Task goal: All material below is to be reproduced exactly.

Items from a figure collection:
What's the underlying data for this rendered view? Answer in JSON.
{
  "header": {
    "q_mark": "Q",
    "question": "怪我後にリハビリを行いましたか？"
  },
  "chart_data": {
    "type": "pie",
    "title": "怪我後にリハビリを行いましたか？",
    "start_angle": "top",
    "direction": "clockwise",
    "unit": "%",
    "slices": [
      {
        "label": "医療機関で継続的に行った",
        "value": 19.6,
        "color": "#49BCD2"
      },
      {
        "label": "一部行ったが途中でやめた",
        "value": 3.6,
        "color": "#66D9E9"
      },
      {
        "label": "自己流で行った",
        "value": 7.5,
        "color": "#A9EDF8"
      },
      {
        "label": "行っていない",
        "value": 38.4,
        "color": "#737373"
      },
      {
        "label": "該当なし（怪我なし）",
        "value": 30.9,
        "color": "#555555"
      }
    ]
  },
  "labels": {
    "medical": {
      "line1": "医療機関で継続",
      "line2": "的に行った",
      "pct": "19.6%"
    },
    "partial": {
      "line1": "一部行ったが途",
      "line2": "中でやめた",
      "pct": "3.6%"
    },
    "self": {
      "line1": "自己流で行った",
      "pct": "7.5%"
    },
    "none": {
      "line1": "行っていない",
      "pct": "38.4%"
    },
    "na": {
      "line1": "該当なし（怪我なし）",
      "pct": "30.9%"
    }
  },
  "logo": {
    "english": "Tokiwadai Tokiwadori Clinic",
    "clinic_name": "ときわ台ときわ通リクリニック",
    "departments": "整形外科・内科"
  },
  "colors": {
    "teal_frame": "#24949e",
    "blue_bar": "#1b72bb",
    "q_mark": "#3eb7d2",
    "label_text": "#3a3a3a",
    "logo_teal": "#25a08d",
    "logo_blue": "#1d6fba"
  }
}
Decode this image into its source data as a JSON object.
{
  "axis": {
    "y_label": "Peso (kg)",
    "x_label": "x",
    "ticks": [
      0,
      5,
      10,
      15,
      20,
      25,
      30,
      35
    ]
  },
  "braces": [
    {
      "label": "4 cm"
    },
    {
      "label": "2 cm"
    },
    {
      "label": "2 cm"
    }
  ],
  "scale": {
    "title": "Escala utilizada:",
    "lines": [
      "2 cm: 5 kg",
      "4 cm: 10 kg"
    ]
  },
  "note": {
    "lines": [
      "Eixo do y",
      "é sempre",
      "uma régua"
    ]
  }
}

Output for this exercise:
What's the underlying data for this rendered view? Answer in JSON.
{
  "header": {
    "q_mark": "Q",
    "question": "怪我後にリハビリを行いましたか？"
  },
  "chart_data": {
    "type": "pie",
    "title": "怪我後にリハビリを行いましたか？",
    "start_angle": "top",
    "direction": "clockwise",
    "unit": "%",
    "slices": [
      {
        "label": "医療機関で継続的に行った",
        "value": 19.6,
        "color": "#49BCD2"
      },
      {
        "label": "一部行ったが途中でやめた",
        "value": 3.6,
        "color": "#66D9E9"
      },
      {
        "label": "自己流で行った",
        "value": 7.5,
        "color": "#A9EDF8"
      },
      {
        "label": "行っていない",
        "value": 38.4,
        "color": "#737373"
      },
      {
        "label": "該当なし（怪我なし）",
        "value": 30.9,
        "color": "#555555"
      }
    ]
  },
  "labels": {
    "medical": {
      "line1": "医療機関で継続",
      "line2": "的に行った",
      "pct": "19.6%"
    },
    "partial": {
      "line1": "一部行ったが途",
      "line2": "中でやめた",
      "pct": "3.6%"
    },
    "self": {
      "line1": "自己流で行った",
      "pct": "7.5%"
    },
    "none": {
      "line1": "行っていない",
      "pct": "38.4%"
    },
    "na": {
      "line1": "該当なし（怪我なし）",
      "pct": "30.9%"
    }
  },
  "logo": {
    "english": "Tokiwadai Tokiwadori Clinic",
    "clinic_name": "ときわ台ときわ通リクリニック",
    "departments": "整形外科・内科"
  },
  "colors": {
    "teal_frame": "#24949e",
    "blue_bar": "#1b72bb",
    "q_mark": "#3eb7d2",
    "label_text": "#3a3a3a",
    "logo_teal": "#25a08d",
    "logo_blue": "#1d6fba"
  }
}
Decode this image into its source data as a JSON object.
{
  "axis": {
    "y_label": "Peso (kg)",
    "x_label": "x",
    "ticks": [
      0,
      5,
      10,
      15,
      20,
      25,
      30,
      35
    ]
  },
  "braces": [
    {
      "label": "4 cm"
    },
    {
      "label": "2 cm"
    },
    {
      "label": "2 cm"
    }
  ],
  "scale": {
    "title": "Escala utilizada:",
    "lines": [
      "2 cm: 5 kg",
      "4 cm: 10 kg"
    ]
  },
  "note": {
    "lines": [
      "Eixo do y",
      "é sempre",
      "uma régua"
    ]
  }
}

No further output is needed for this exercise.